EXERCISE PROMPT: Look over the lines below. Report each one that includes the string "доплеровской".

PROVIDED RECORDS:
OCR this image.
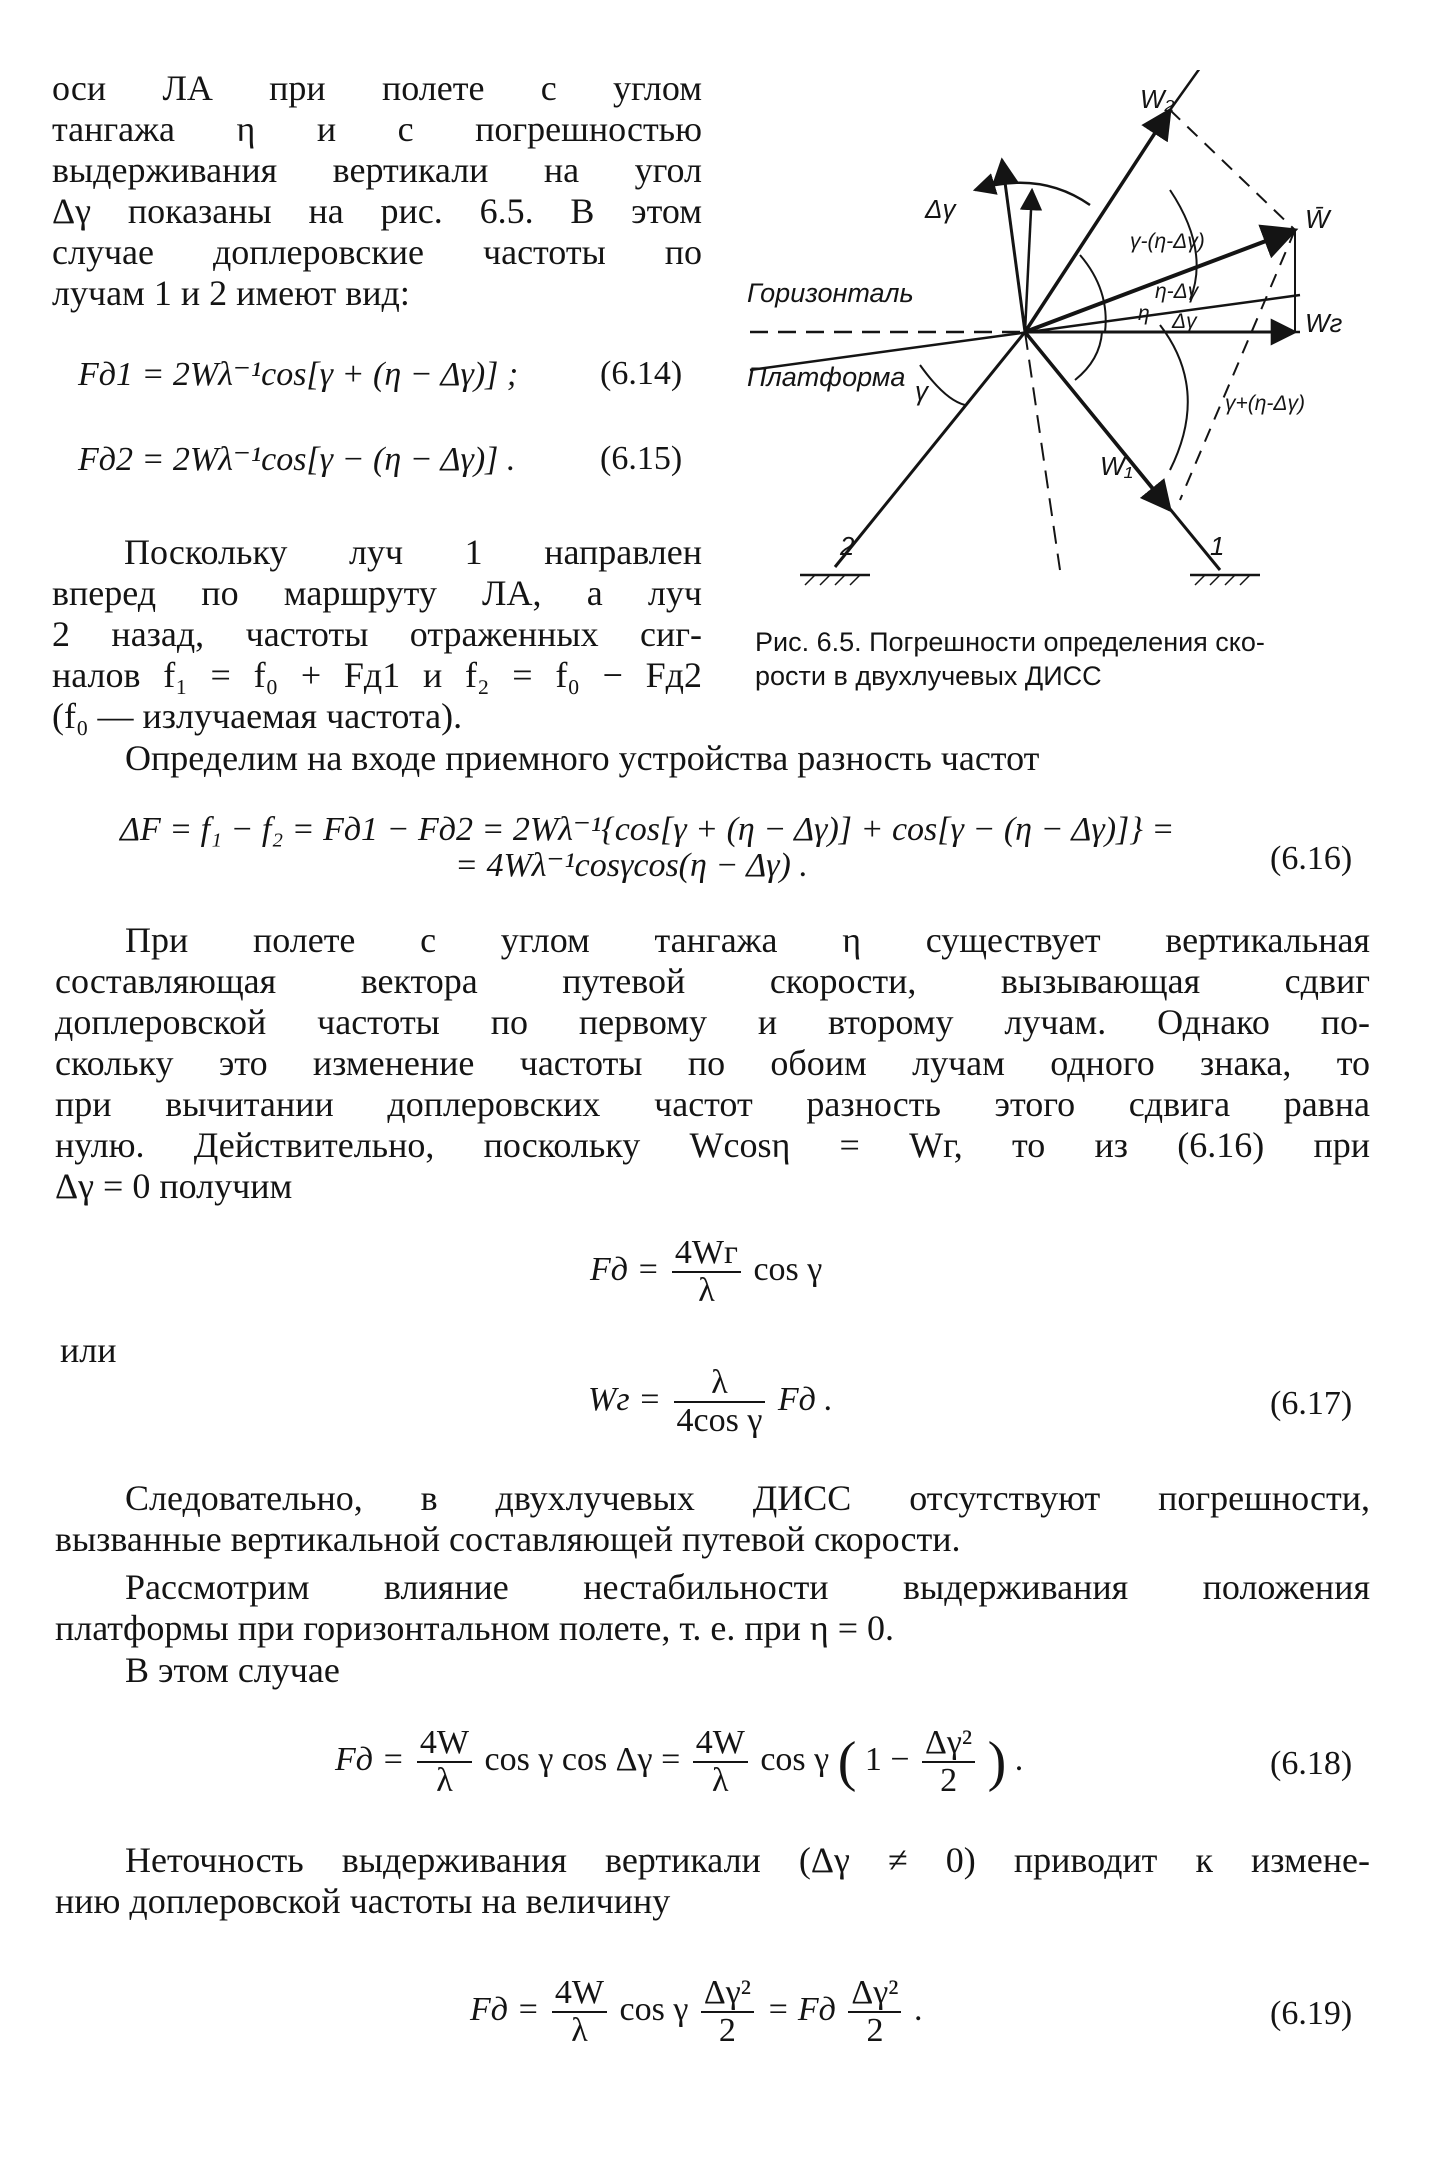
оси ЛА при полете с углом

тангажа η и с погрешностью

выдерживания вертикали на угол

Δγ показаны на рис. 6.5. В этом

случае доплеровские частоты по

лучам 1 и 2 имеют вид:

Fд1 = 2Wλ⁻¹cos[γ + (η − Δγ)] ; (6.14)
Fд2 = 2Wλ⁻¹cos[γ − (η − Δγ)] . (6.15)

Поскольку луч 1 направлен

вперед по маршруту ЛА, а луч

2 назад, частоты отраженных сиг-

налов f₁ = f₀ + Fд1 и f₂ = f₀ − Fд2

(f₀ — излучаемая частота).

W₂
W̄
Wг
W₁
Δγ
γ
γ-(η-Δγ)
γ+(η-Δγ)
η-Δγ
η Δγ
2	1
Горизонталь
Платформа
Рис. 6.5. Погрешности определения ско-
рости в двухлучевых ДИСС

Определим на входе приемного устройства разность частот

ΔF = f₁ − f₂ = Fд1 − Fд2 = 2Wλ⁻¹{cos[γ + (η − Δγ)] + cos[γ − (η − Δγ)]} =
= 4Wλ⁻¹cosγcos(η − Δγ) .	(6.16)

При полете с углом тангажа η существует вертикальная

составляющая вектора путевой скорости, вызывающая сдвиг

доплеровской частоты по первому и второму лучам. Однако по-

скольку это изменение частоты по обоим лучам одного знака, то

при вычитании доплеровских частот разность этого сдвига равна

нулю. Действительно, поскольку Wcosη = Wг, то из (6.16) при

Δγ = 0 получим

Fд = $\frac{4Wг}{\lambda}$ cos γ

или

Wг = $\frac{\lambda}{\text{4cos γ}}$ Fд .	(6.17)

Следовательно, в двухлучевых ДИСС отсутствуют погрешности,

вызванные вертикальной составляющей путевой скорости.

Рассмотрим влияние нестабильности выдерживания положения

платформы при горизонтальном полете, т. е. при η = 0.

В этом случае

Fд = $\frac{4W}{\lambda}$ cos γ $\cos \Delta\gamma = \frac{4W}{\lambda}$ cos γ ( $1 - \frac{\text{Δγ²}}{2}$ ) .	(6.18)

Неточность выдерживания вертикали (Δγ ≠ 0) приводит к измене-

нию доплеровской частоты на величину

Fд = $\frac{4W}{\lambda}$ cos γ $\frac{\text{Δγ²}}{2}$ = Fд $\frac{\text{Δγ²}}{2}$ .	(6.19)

RESPONSE BELOW:
доплеровской частоты по первому и второму лучам. Однако по-
нию доплеровской частоты на величину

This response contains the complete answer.